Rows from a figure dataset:
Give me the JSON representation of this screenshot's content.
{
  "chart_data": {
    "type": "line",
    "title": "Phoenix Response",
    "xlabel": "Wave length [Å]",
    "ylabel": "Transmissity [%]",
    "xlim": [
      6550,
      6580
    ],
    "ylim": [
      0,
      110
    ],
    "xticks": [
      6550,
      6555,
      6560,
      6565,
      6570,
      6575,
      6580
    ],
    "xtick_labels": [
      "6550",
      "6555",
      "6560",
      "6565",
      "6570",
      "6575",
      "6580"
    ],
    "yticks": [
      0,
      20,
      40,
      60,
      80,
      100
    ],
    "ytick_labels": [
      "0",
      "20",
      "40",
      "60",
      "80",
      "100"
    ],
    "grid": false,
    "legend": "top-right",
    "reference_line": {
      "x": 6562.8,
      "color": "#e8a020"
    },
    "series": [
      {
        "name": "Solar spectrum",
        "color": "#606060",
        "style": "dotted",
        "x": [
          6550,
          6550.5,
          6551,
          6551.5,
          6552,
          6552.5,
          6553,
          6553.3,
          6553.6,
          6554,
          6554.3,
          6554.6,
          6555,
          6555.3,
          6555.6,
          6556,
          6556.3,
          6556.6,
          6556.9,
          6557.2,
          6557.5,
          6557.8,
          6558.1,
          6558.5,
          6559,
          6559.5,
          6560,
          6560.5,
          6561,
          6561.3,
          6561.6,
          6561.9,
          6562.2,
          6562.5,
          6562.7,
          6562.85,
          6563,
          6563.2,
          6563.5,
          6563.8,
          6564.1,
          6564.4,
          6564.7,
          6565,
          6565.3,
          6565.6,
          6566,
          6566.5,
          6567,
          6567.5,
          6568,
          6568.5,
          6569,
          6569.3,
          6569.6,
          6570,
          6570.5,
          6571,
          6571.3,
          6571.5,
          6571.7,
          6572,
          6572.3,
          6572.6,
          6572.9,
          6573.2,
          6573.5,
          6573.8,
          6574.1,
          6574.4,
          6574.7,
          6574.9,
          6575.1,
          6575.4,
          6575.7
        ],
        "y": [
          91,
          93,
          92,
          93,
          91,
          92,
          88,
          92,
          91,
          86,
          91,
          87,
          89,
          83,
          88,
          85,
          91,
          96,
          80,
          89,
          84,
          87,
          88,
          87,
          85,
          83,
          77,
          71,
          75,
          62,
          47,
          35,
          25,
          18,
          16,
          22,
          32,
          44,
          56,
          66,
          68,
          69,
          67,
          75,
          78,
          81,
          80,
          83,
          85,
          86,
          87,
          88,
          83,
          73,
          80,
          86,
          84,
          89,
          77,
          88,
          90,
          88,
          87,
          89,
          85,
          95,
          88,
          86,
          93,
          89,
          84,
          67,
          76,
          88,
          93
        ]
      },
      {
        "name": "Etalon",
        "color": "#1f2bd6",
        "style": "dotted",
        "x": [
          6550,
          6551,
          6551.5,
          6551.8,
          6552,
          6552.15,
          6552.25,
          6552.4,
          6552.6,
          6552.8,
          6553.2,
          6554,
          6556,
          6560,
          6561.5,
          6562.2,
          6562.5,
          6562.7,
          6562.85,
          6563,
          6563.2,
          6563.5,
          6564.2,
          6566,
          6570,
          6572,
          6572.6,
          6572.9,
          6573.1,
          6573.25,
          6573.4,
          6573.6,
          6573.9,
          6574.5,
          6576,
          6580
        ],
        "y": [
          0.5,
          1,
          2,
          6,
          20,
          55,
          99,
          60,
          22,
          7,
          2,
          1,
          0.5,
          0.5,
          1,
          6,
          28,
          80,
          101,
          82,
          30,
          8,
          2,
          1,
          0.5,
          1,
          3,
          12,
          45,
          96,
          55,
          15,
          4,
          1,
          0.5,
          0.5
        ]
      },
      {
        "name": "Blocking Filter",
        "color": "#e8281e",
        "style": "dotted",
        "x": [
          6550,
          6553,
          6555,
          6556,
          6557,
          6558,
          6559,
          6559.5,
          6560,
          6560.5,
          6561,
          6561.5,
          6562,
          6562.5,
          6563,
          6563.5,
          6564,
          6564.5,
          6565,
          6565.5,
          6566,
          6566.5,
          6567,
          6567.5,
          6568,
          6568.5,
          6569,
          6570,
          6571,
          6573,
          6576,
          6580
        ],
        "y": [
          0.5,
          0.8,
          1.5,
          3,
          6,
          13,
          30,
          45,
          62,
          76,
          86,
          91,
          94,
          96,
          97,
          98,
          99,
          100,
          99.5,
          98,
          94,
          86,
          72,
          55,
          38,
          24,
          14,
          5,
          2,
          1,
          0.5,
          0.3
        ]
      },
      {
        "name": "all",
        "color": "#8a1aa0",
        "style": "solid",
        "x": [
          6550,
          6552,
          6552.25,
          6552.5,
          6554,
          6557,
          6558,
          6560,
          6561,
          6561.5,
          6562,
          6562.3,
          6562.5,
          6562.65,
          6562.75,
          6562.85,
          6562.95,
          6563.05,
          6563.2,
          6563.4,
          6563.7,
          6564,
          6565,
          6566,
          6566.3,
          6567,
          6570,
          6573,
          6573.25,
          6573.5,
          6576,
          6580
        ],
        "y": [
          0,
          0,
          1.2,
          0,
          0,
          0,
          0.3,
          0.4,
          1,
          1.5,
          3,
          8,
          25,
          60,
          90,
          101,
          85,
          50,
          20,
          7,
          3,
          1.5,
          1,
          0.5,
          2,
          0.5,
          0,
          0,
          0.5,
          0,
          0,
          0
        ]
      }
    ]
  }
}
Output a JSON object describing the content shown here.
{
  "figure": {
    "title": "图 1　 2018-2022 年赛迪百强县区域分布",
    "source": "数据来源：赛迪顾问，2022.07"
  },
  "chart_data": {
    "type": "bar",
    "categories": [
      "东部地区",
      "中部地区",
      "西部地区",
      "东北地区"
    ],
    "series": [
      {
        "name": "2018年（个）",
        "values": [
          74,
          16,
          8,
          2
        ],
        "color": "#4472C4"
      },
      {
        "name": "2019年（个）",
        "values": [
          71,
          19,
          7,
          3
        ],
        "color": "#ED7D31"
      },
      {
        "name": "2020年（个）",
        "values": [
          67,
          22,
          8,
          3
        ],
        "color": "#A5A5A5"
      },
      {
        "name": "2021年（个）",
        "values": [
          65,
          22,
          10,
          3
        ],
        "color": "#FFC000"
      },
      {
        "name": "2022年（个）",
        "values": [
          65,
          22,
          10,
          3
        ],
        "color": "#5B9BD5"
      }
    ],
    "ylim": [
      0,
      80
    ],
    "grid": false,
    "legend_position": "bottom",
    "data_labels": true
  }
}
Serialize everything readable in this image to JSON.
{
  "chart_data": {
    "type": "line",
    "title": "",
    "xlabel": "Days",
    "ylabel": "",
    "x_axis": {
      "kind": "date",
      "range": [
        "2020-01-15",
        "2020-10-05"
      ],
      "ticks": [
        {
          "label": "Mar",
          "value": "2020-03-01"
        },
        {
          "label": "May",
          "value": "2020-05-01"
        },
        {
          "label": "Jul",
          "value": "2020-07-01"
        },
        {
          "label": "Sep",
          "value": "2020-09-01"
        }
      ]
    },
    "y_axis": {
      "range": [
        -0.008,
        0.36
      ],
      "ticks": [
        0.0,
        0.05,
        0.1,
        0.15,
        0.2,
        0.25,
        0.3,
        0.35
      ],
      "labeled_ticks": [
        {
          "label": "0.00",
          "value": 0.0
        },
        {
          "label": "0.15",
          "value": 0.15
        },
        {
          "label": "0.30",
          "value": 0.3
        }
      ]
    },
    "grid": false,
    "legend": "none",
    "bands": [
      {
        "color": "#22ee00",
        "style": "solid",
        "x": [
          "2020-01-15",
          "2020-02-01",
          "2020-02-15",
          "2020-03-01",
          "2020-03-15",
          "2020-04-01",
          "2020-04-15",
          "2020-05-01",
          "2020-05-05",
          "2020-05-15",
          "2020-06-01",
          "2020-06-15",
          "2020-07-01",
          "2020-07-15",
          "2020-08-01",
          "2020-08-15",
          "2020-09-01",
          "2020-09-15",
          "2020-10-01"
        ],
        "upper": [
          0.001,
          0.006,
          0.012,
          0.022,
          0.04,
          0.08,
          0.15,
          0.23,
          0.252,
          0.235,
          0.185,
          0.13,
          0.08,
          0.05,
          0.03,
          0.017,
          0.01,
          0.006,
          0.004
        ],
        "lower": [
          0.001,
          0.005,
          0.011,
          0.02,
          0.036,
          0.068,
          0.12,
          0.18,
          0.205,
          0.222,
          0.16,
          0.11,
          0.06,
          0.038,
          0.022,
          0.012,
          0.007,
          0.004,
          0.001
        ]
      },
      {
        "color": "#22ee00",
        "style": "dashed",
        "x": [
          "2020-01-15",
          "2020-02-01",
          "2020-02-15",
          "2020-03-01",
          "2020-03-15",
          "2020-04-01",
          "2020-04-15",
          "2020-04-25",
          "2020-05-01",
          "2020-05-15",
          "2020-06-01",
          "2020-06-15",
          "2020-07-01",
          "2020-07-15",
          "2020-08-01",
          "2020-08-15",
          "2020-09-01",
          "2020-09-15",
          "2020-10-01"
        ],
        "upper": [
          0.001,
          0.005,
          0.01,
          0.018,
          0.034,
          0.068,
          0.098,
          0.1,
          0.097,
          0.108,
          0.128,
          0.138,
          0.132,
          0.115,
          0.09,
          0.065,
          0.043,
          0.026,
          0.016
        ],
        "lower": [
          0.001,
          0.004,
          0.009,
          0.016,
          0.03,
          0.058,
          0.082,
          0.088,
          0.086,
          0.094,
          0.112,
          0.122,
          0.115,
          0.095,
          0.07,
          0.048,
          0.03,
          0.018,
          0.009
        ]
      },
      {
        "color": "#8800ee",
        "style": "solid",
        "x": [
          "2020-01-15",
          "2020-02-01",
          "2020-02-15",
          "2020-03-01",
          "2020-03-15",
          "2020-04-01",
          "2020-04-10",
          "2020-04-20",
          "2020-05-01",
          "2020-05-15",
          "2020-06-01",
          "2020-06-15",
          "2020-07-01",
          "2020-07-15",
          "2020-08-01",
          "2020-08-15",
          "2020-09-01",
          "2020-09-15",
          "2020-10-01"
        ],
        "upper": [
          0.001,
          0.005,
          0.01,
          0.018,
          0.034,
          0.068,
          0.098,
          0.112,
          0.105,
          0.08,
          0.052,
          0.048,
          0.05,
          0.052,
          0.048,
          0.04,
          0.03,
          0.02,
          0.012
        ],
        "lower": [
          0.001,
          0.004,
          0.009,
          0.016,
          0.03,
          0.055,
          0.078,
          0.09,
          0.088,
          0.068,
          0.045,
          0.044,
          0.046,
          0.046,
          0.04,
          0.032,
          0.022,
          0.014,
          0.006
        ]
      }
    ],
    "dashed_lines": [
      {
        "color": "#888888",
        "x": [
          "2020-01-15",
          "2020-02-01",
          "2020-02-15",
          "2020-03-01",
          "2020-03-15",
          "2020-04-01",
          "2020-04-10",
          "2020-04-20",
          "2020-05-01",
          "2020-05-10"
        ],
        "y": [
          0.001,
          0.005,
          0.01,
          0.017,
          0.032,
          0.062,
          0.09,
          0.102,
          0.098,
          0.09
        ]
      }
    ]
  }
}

◆ **INSTRUCTIONS FOR THE TASK**
Count the lines in the entries above that include the string "this", then give only that figure.

◆ **TASK SOLUTION**
2